## Request
Put the lines into a numbered list, starting with the line that contains "204, 625, 209]" and going on through the line that contains "162, 92, 168]". Include only those lines, with both ends and no blank lines.

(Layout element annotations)
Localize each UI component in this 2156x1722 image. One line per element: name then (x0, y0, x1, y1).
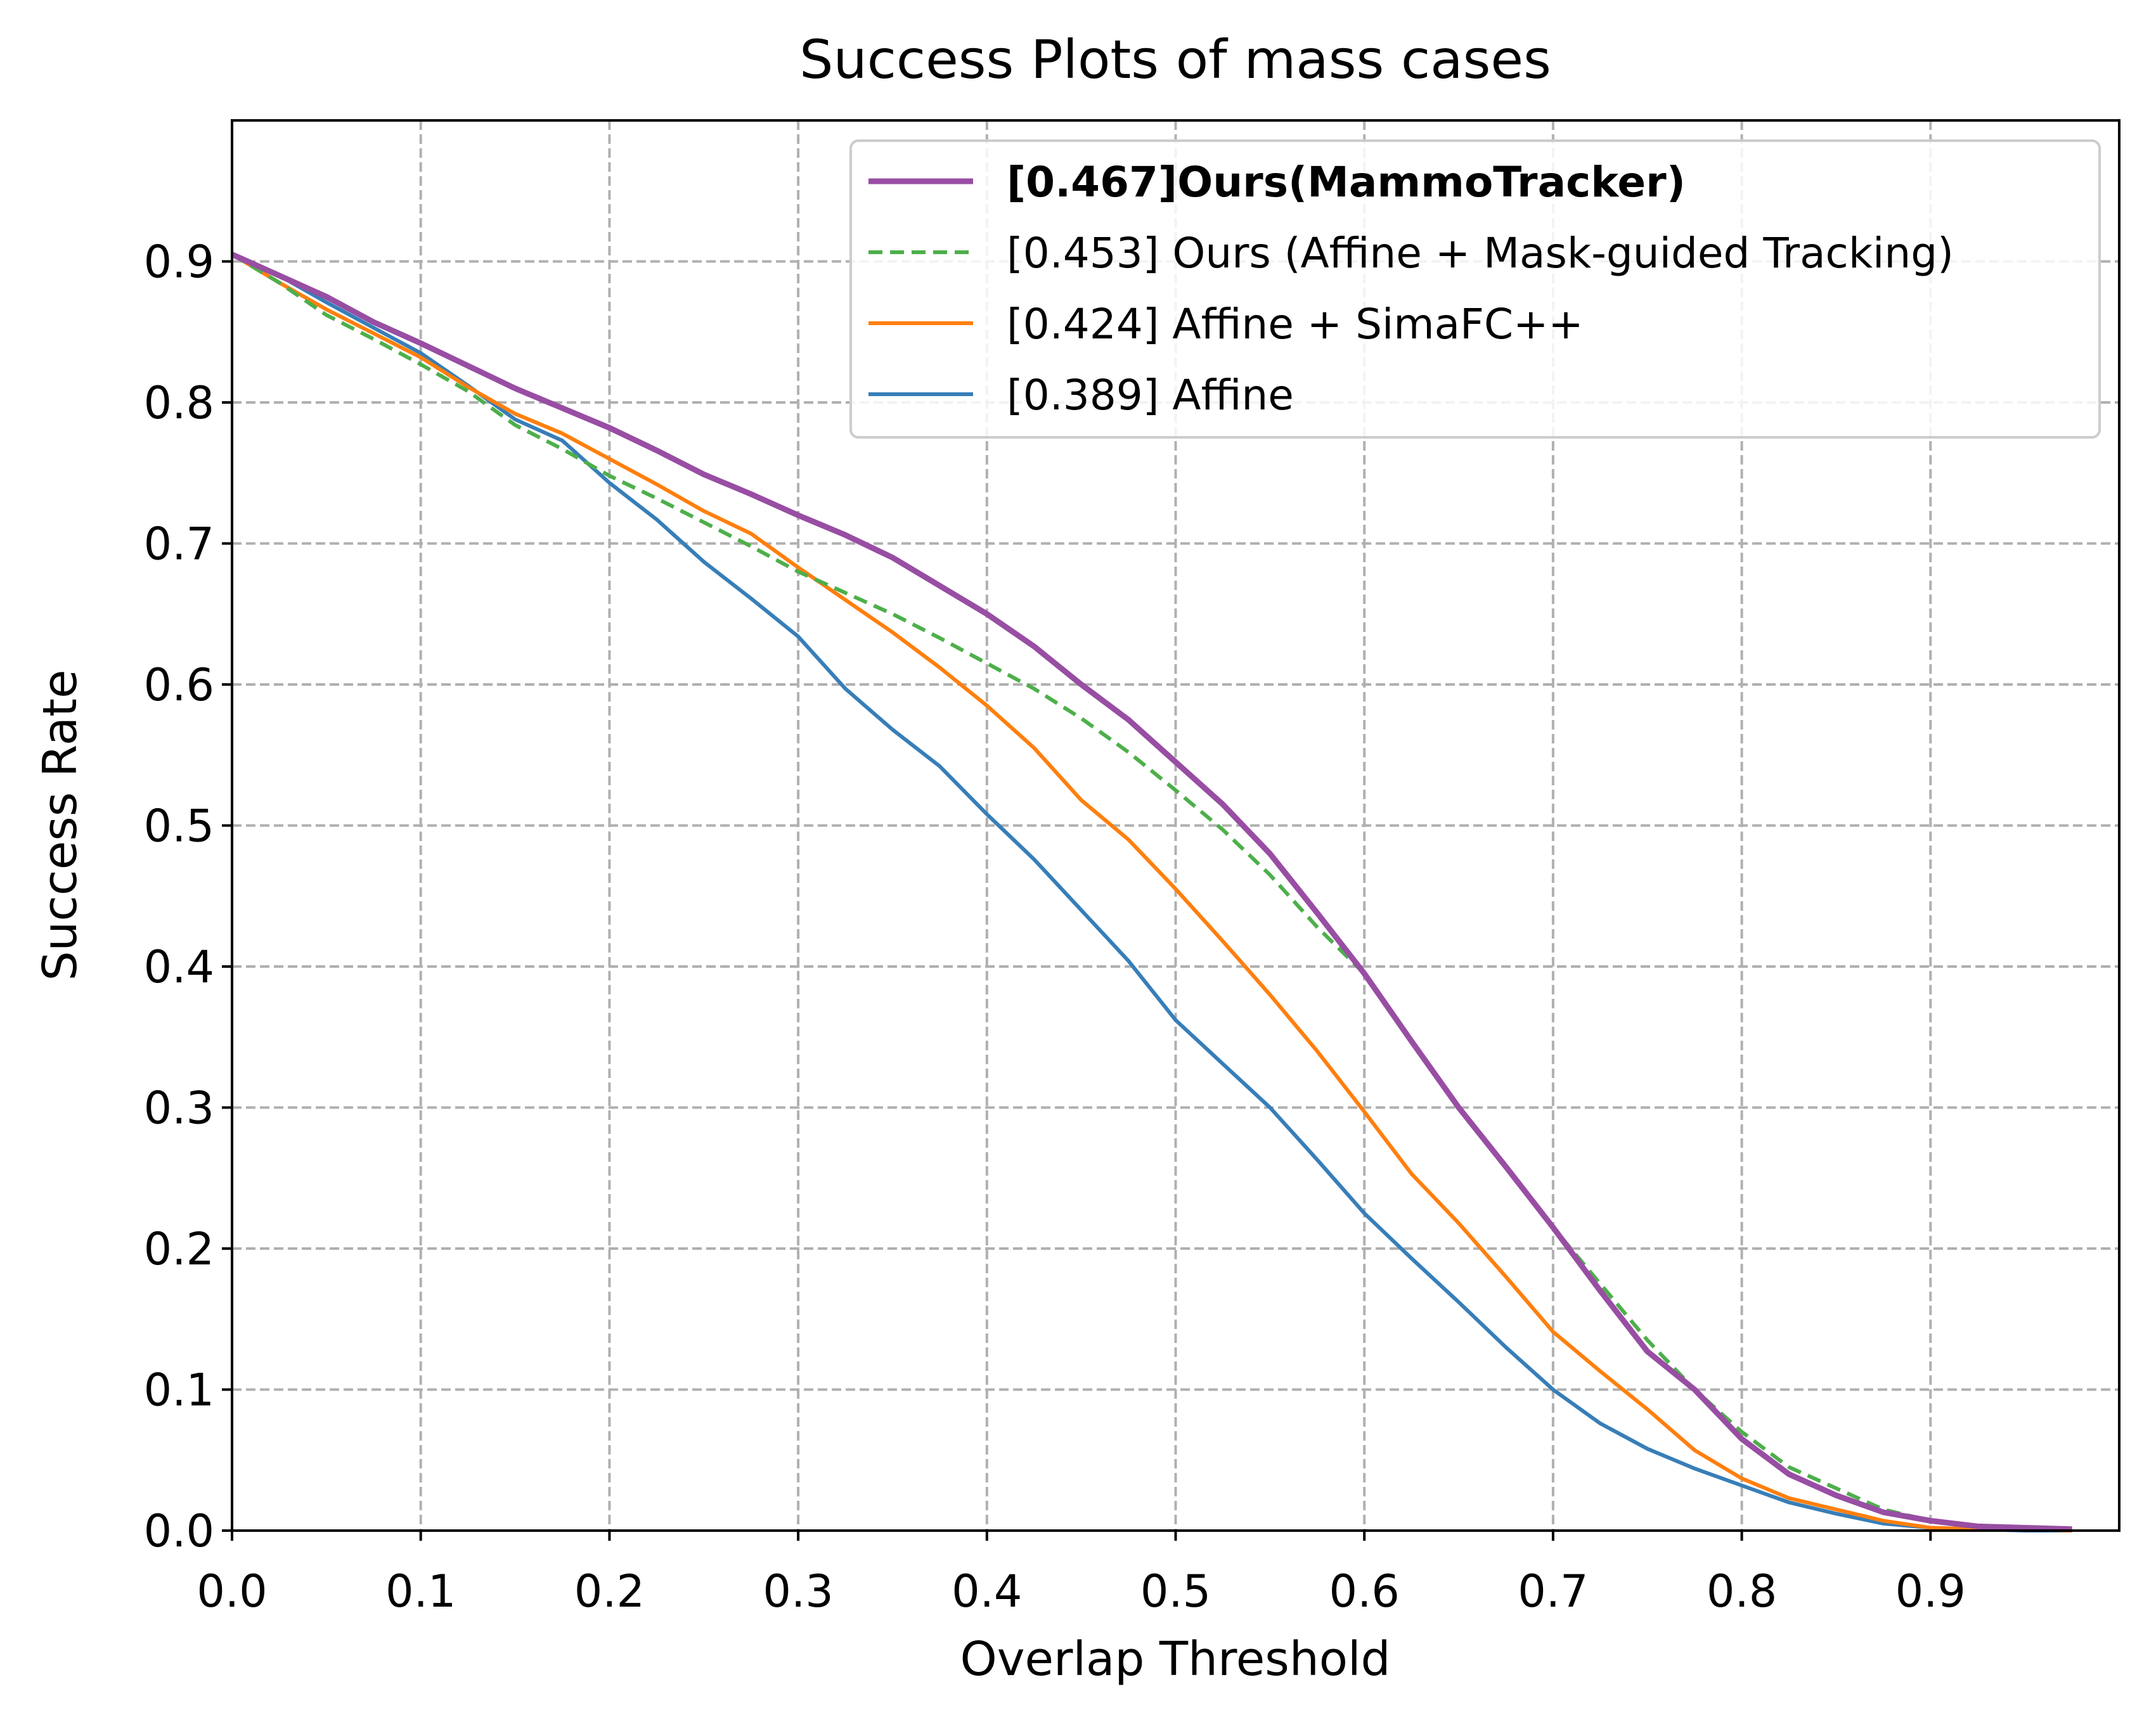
series-line-0-424-affine-simafc (231, 252, 2072, 1532)
legend-label: [0.424] Affine + SimaFC++ (1007, 300, 1584, 349)
y-tick-label: 0.4 (144, 941, 214, 993)
chart-title: Success Plots of mass cases (799, 29, 1551, 91)
legend-label: [0.453] Ours (Affine + Mask-guided Track… (1007, 229, 1954, 278)
x-tick-label: 0.5 (1140, 1565, 1211, 1617)
y-tick-label: 0.5 (144, 800, 214, 852)
y-tick-label: 0.9 (144, 236, 214, 288)
y-tick-label: 0.2 (144, 1223, 214, 1275)
x-tick-label: 0.2 (574, 1565, 645, 1617)
y-tick-label: 0.0 (144, 1505, 214, 1557)
legend-box (849, 139, 2101, 439)
y-axis-label: Success Rate (33, 669, 87, 980)
x-tick-label: 0.6 (1329, 1565, 1400, 1617)
x-axis-ticks: 0.0 0.1 0.2 0.3 0.4 0.5 0.6 0.7 0.8 0.9 (197, 1531, 1966, 1617)
y-tick-label: 0.3 (144, 1083, 214, 1134)
y-tick-label: 0.7 (144, 518, 214, 570)
series-line-0-389-affine (231, 252, 2072, 1532)
legend-label: [0.467]Ours(MammoTracker) (1007, 158, 1686, 207)
x-tick-label: 0.7 (1518, 1565, 1588, 1617)
x-tick-label: 0.9 (1895, 1565, 1966, 1617)
series-layer (231, 252, 2072, 1532)
y-tick-label: 0.1 (144, 1365, 214, 1417)
legend-label: [0.389] Affine (1007, 371, 1294, 420)
legend: [0.467]Ours(MammoTracker) [0.453] Ours (A… (849, 139, 2101, 439)
y-axis-ticks: 0.0 0.1 0.2 0.3 0.4 0.5 0.6 0.7 0.8 0.9 (144, 236, 232, 1557)
x-tick-label: 0.0 (197, 1565, 267, 1617)
x-tick-label: 0.3 (763, 1565, 833, 1617)
x-tick-label: 0.8 (1707, 1565, 1777, 1617)
x-tick-label: 0.4 (952, 1565, 1022, 1617)
series-line-0-467-ours-mammotracker (231, 252, 2072, 1532)
x-axis-label: Overlap Threshold (960, 1632, 1390, 1687)
x-tick-label: 0.1 (385, 1565, 456, 1617)
y-tick-label: 0.6 (144, 659, 214, 711)
series-line-0-453-ours-affine-mask-guided-tracking (231, 252, 2072, 1531)
y-tick-label: 0.8 (144, 377, 214, 429)
legend-entries: [0.467]Ours(MammoTracker) [0.453] Ours (A… (868, 158, 1954, 420)
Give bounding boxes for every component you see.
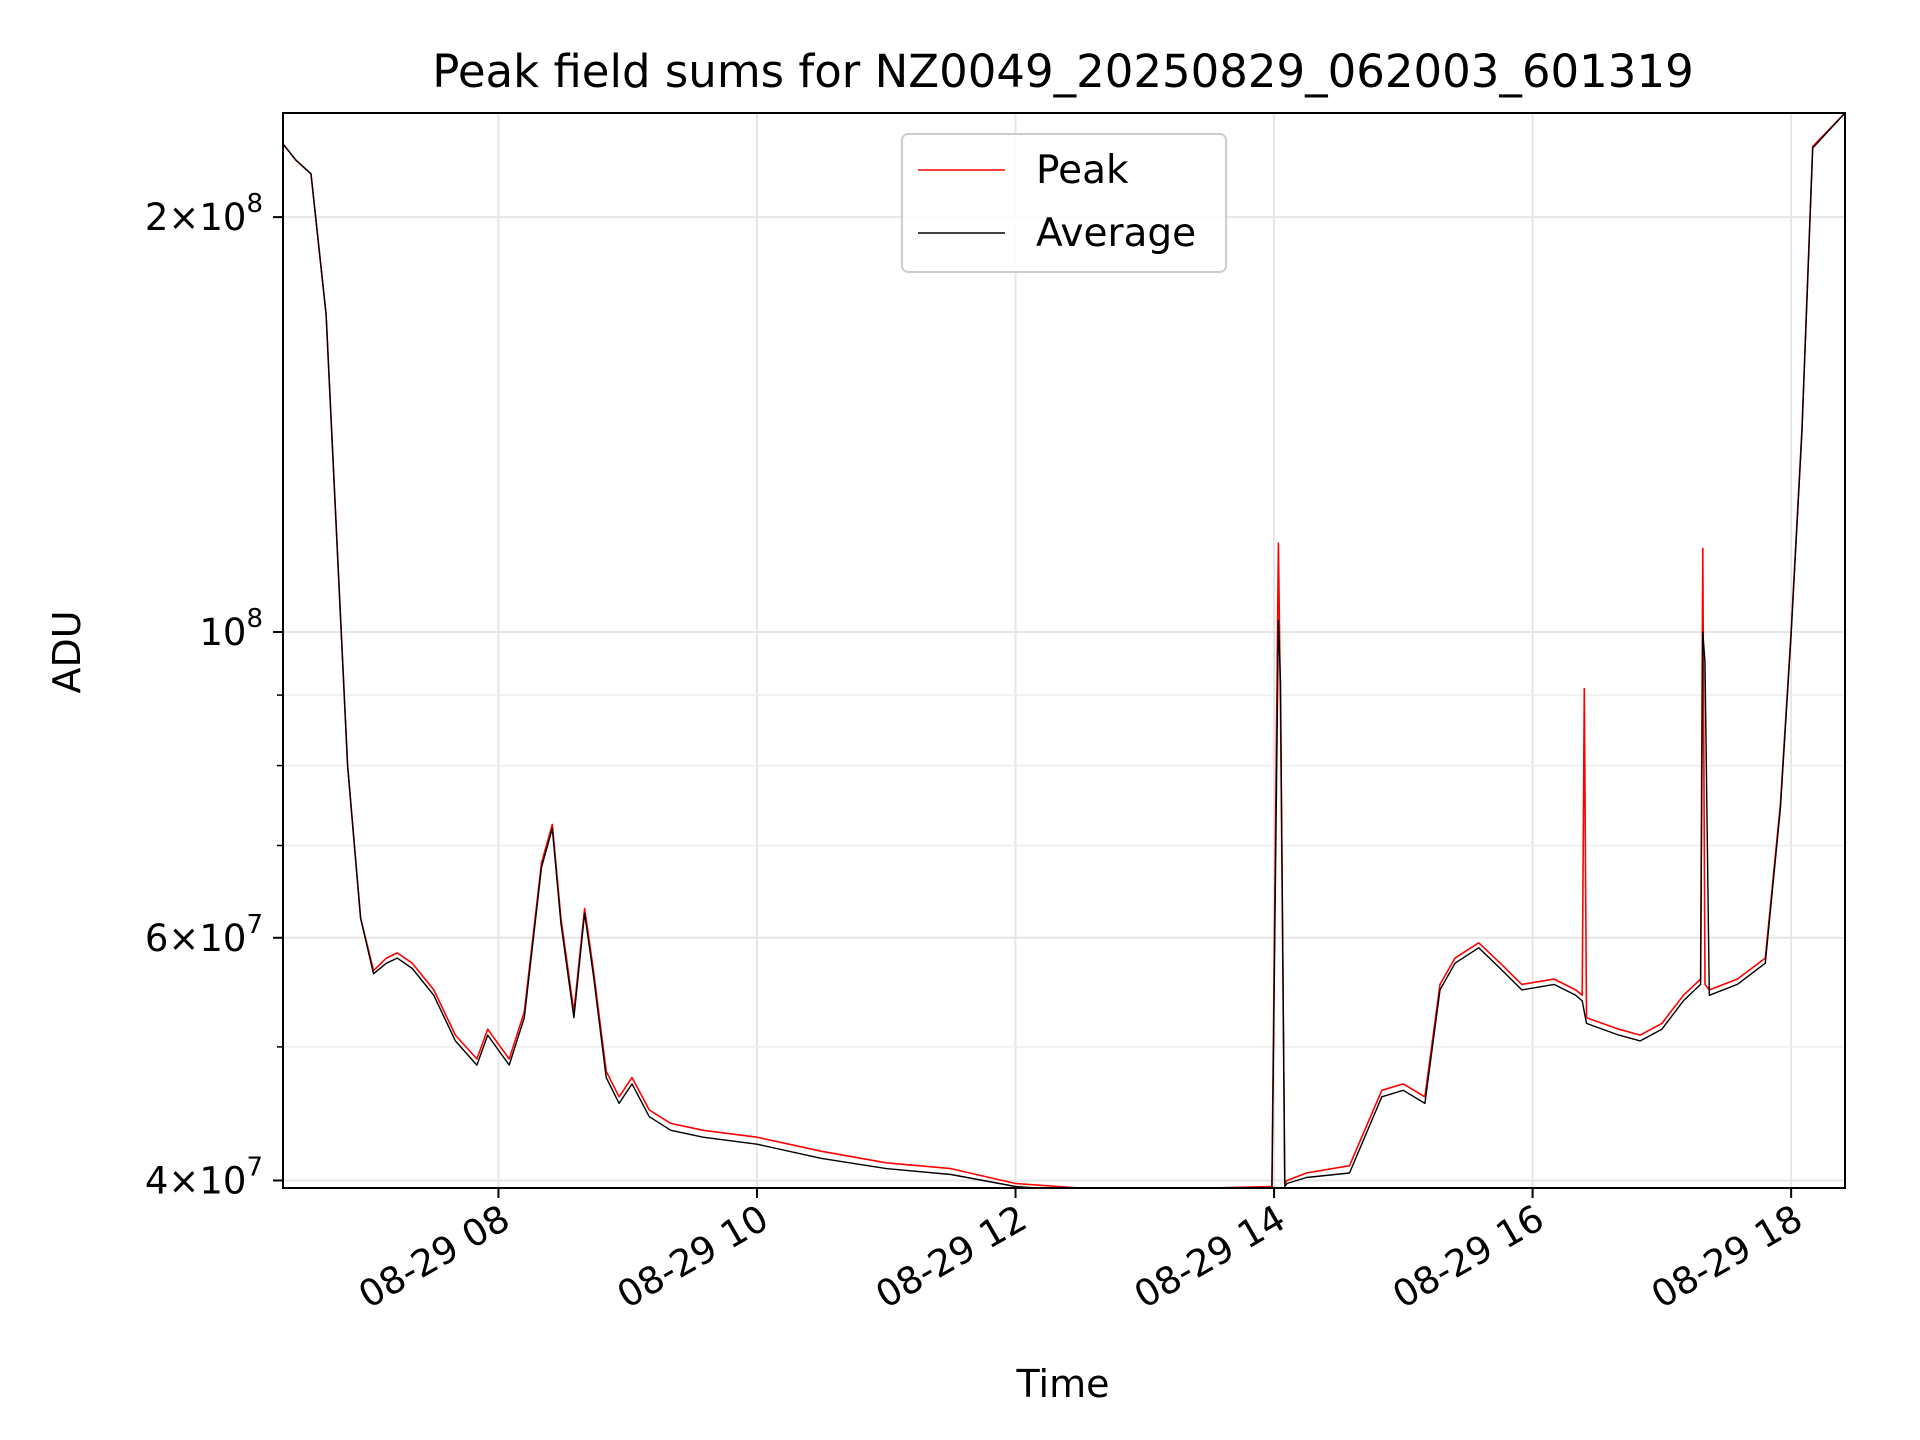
x-axis-label: Time [1016, 1362, 1110, 1406]
series-line-peak [283, 113, 1845, 1188]
legend-label-average: Average [1036, 211, 1196, 256]
y-tick-label: 2×108 [145, 189, 263, 239]
y-tick-label: 108 [199, 604, 263, 654]
legend: Peak Average [901, 133, 1227, 273]
y-axis: 4×107 6×107 108 2×108 [145, 189, 283, 1202]
legend-box [901, 133, 1227, 273]
y-tick-label: 4×107 [145, 1152, 263, 1202]
plot-frame [282, 112, 1846, 1189]
series-line-average [283, 113, 1845, 1188]
series-layer [283, 113, 1845, 1188]
chart-title: Peak field sums for NZ0049_20250829_0620… [432, 45, 1693, 98]
y-tick-label: 6×107 [145, 910, 263, 960]
y-axis-label: ADU [45, 610, 89, 693]
legend-label-peak: Peak [1036, 148, 1129, 193]
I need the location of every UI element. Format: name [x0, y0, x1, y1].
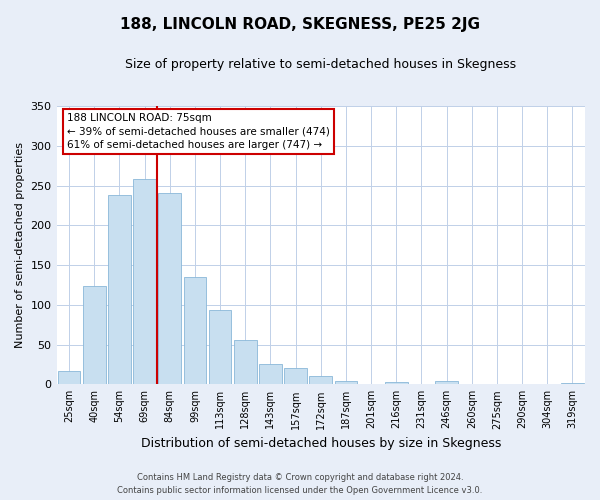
Bar [209, 310, 232, 384]
Bar [385, 382, 407, 384]
Bar [133, 180, 156, 384]
Bar [561, 382, 584, 384]
Text: 188, LINCOLN ROAD, SKEGNESS, PE25 2JG: 188, LINCOLN ROAD, SKEGNESS, PE25 2JG [120, 18, 480, 32]
Bar [234, 340, 257, 384]
Y-axis label: Number of semi-detached properties: Number of semi-detached properties [15, 142, 25, 348]
Text: 188 LINCOLN ROAD: 75sqm
← 39% of semi-detached houses are smaller (474)
61% of s: 188 LINCOLN ROAD: 75sqm ← 39% of semi-de… [67, 114, 330, 150]
Bar [58, 371, 80, 384]
Text: Contains HM Land Registry data © Crown copyright and database right 2024.
Contai: Contains HM Land Registry data © Crown c… [118, 474, 482, 495]
Bar [108, 196, 131, 384]
Bar [83, 286, 106, 384]
Bar [435, 381, 458, 384]
Bar [184, 277, 206, 384]
Bar [259, 364, 282, 384]
Bar [310, 376, 332, 384]
Bar [335, 381, 357, 384]
Title: Size of property relative to semi-detached houses in Skegness: Size of property relative to semi-detach… [125, 58, 517, 70]
X-axis label: Distribution of semi-detached houses by size in Skegness: Distribution of semi-detached houses by … [140, 437, 501, 450]
Bar [158, 193, 181, 384]
Bar [284, 368, 307, 384]
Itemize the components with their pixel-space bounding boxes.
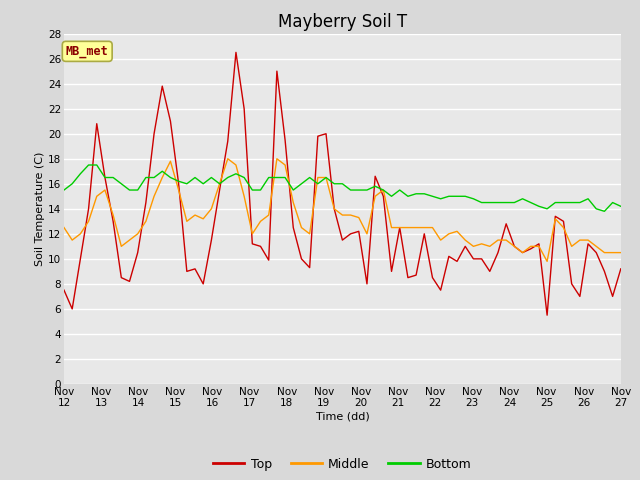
Bottom	[617, 204, 625, 209]
X-axis label: Time (dd): Time (dd)	[316, 411, 369, 421]
Middle	[60, 225, 68, 230]
Top	[543, 312, 551, 318]
Top	[60, 287, 68, 293]
Bottom	[600, 208, 608, 214]
Top	[150, 131, 158, 137]
Bottom	[175, 179, 182, 184]
Top	[617, 266, 625, 272]
Middle	[494, 237, 502, 243]
Bottom	[84, 162, 92, 168]
Title: Mayberry Soil T: Mayberry Soil T	[278, 12, 407, 31]
Middle	[150, 193, 158, 199]
Middle	[166, 158, 174, 164]
Line: Top: Top	[64, 52, 621, 315]
Bottom	[494, 200, 502, 205]
Middle	[101, 187, 109, 193]
Top	[166, 119, 174, 124]
Legend: Top, Middle, Bottom: Top, Middle, Bottom	[208, 453, 477, 476]
Y-axis label: Soil Temperature (C): Soil Temperature (C)	[35, 152, 45, 266]
Middle	[609, 250, 616, 255]
Top	[101, 175, 109, 180]
Top	[232, 49, 240, 55]
Line: Bottom: Bottom	[64, 165, 621, 211]
Top	[609, 293, 616, 300]
Middle	[388, 225, 396, 230]
Bottom	[388, 193, 396, 199]
Top	[388, 268, 396, 274]
Middle	[224, 156, 232, 162]
Bottom	[60, 187, 68, 193]
Middle	[543, 258, 551, 264]
Bottom	[609, 200, 616, 205]
Bottom	[109, 175, 117, 180]
Top	[494, 250, 502, 255]
Line: Middle: Middle	[64, 159, 621, 261]
Text: MB_met: MB_met	[66, 45, 109, 58]
Middle	[617, 250, 625, 255]
Bottom	[159, 168, 166, 174]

## Answer to this exercise
1. Bottom	[617, 204, 625, 209]
2. X-axis label: Time (dd): Time (dd)	[316, 411, 369, 421]
3. Middle	[60, 225, 68, 230]
4. Top	[543, 312, 551, 318]
5. Top	[60, 287, 68, 293]
6. Bottom	[600, 208, 608, 214]
7. Top	[150, 131, 158, 137]
8. Bottom	[175, 179, 182, 184]
9. Top	[617, 266, 625, 272]
10. Middle	[494, 237, 502, 243]
11. Bottom	[84, 162, 92, 168]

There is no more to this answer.